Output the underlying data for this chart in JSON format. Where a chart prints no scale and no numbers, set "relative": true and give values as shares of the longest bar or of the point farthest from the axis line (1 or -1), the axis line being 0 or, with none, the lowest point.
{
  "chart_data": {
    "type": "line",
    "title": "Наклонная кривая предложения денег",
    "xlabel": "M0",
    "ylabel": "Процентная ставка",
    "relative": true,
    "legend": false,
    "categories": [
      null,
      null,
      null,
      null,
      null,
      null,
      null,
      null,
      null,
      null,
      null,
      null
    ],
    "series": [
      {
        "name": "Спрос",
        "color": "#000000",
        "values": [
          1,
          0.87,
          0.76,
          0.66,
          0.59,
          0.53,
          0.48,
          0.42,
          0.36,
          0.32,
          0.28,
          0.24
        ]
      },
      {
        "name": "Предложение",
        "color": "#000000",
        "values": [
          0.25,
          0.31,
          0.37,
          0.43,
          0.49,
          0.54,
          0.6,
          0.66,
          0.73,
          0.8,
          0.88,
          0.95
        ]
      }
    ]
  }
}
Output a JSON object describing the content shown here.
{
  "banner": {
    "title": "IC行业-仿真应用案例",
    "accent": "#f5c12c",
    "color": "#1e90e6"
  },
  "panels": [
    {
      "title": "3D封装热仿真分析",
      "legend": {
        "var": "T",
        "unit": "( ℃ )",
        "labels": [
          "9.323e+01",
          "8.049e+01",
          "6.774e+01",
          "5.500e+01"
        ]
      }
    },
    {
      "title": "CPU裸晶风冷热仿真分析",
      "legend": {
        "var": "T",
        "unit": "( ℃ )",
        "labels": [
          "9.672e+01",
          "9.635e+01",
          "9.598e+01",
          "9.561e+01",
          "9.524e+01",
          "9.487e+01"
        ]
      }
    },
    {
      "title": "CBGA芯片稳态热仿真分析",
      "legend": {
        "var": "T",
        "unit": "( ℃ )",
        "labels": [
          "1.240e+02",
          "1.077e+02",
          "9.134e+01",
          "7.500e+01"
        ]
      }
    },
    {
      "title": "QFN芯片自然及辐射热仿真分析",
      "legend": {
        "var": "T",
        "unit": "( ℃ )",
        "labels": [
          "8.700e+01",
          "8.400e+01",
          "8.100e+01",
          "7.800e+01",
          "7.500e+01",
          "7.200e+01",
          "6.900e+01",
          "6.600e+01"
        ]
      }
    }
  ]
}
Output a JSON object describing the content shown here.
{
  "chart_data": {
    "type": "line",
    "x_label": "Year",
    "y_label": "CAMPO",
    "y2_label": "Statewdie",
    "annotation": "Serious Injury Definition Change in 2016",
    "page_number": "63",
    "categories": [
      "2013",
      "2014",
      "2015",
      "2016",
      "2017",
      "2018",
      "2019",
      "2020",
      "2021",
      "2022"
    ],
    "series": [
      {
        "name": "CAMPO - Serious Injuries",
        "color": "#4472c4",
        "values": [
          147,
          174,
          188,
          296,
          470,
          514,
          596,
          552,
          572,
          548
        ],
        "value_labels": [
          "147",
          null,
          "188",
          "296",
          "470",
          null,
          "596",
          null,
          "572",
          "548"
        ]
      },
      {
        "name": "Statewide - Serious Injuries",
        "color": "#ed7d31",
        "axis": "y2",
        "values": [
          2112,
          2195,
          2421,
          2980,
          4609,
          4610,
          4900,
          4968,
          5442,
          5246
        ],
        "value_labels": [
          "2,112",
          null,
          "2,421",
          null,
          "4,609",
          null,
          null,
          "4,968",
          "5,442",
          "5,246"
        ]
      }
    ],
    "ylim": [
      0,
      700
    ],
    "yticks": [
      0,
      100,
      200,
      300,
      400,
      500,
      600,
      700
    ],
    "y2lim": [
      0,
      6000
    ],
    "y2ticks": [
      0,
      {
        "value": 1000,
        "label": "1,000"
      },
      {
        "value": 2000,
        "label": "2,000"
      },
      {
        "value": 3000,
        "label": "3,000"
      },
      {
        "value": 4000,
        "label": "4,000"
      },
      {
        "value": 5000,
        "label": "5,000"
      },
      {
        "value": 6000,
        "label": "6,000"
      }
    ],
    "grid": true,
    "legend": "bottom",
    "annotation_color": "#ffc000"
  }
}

++++++++++

• PROBLEM STATEMENT:
Working from the material above, retype it in its entirety without change.

• OUTPUT BELOW:
Output the underlying data for this chart in JSON format. Where a chart prints no scale and no numbers, set "relative": true and give values as shares of the longest bar or of the point farthest from the axis line (1 or -1), the axis line being 0 or, with none, the lowest point.
{
  "chart_data": {
    "type": "line",
    "title": "Наклонная кривая предложения денег",
    "xlabel": "M0",
    "ylabel": "Процентная ставка",
    "relative": true,
    "legend": false,
    "categories": [
      null,
      null,
      null,
      null,
      null,
      null,
      null,
      null,
      null,
      null,
      null,
      null
    ],
    "series": [
      {
        "name": "Спрос",
        "color": "#000000",
        "values": [
          1,
          0.87,
          0.76,
          0.66,
          0.59,
          0.53,
          0.48,
          0.42,
          0.36,
          0.32,
          0.28,
          0.24
        ]
      },
      {
        "name": "Предложение",
        "color": "#000000",
        "values": [
          0.25,
          0.31,
          0.37,
          0.43,
          0.49,
          0.54,
          0.6,
          0.66,
          0.73,
          0.8,
          0.88,
          0.95
        ]
      }
    ]
  }
}
Output a JSON object describing the content shown here.
{
  "banner": {
    "title": "IC行业-仿真应用案例",
    "accent": "#f5c12c",
    "color": "#1e90e6"
  },
  "panels": [
    {
      "title": "3D封装热仿真分析",
      "legend": {
        "var": "T",
        "unit": "( ℃ )",
        "labels": [
          "9.323e+01",
          "8.049e+01",
          "6.774e+01",
          "5.500e+01"
        ]
      }
    },
    {
      "title": "CPU裸晶风冷热仿真分析",
      "legend": {
        "var": "T",
        "unit": "( ℃ )",
        "labels": [
          "9.672e+01",
          "9.635e+01",
          "9.598e+01",
          "9.561e+01",
          "9.524e+01",
          "9.487e+01"
        ]
      }
    },
    {
      "title": "CBGA芯片稳态热仿真分析",
      "legend": {
        "var": "T",
        "unit": "( ℃ )",
        "labels": [
          "1.240e+02",
          "1.077e+02",
          "9.134e+01",
          "7.500e+01"
        ]
      }
    },
    {
      "title": "QFN芯片自然及辐射热仿真分析",
      "legend": {
        "var": "T",
        "unit": "( ℃ )",
        "labels": [
          "8.700e+01",
          "8.400e+01",
          "8.100e+01",
          "7.800e+01",
          "7.500e+01",
          "7.200e+01",
          "6.900e+01",
          "6.600e+01"
        ]
      }
    }
  ]
}
Output a JSON object describing the content shown here.
{
  "chart_data": {
    "type": "line",
    "x_label": "Year",
    "y_label": "CAMPO",
    "y2_label": "Statewdie",
    "annotation": "Serious Injury Definition Change in 2016",
    "page_number": "63",
    "categories": [
      "2013",
      "2014",
      "2015",
      "2016",
      "2017",
      "2018",
      "2019",
      "2020",
      "2021",
      "2022"
    ],
    "series": [
      {
        "name": "CAMPO - Serious Injuries",
        "color": "#4472c4",
        "values": [
          147,
          174,
          188,
          296,
          470,
          514,
          596,
          552,
          572,
          548
        ],
        "value_labels": [
          "147",
          null,
          "188",
          "296",
          "470",
          null,
          "596",
          null,
          "572",
          "548"
        ]
      },
      {
        "name": "Statewide - Serious Injuries",
        "color": "#ed7d31",
        "axis": "y2",
        "values": [
          2112,
          2195,
          2421,
          2980,
          4609,
          4610,
          4900,
          4968,
          5442,
          5246
        ],
        "value_labels": [
          "2,112",
          null,
          "2,421",
          null,
          "4,609",
          null,
          null,
          "4,968",
          "5,442",
          "5,246"
        ]
      }
    ],
    "ylim": [
      0,
      700
    ],
    "yticks": [
      0,
      100,
      200,
      300,
      400,
      500,
      600,
      700
    ],
    "y2lim": [
      0,
      6000
    ],
    "y2ticks": [
      0,
      {
        "value": 1000,
        "label": "1,000"
      },
      {
        "value": 2000,
        "label": "2,000"
      },
      {
        "value": 3000,
        "label": "3,000"
      },
      {
        "value": 4000,
        "label": "4,000"
      },
      {
        "value": 5000,
        "label": "5,000"
      },
      {
        "value": 6000,
        "label": "6,000"
      }
    ],
    "grid": true,
    "legend": "bottom",
    "annotation_color": "#ffc000"
  }
}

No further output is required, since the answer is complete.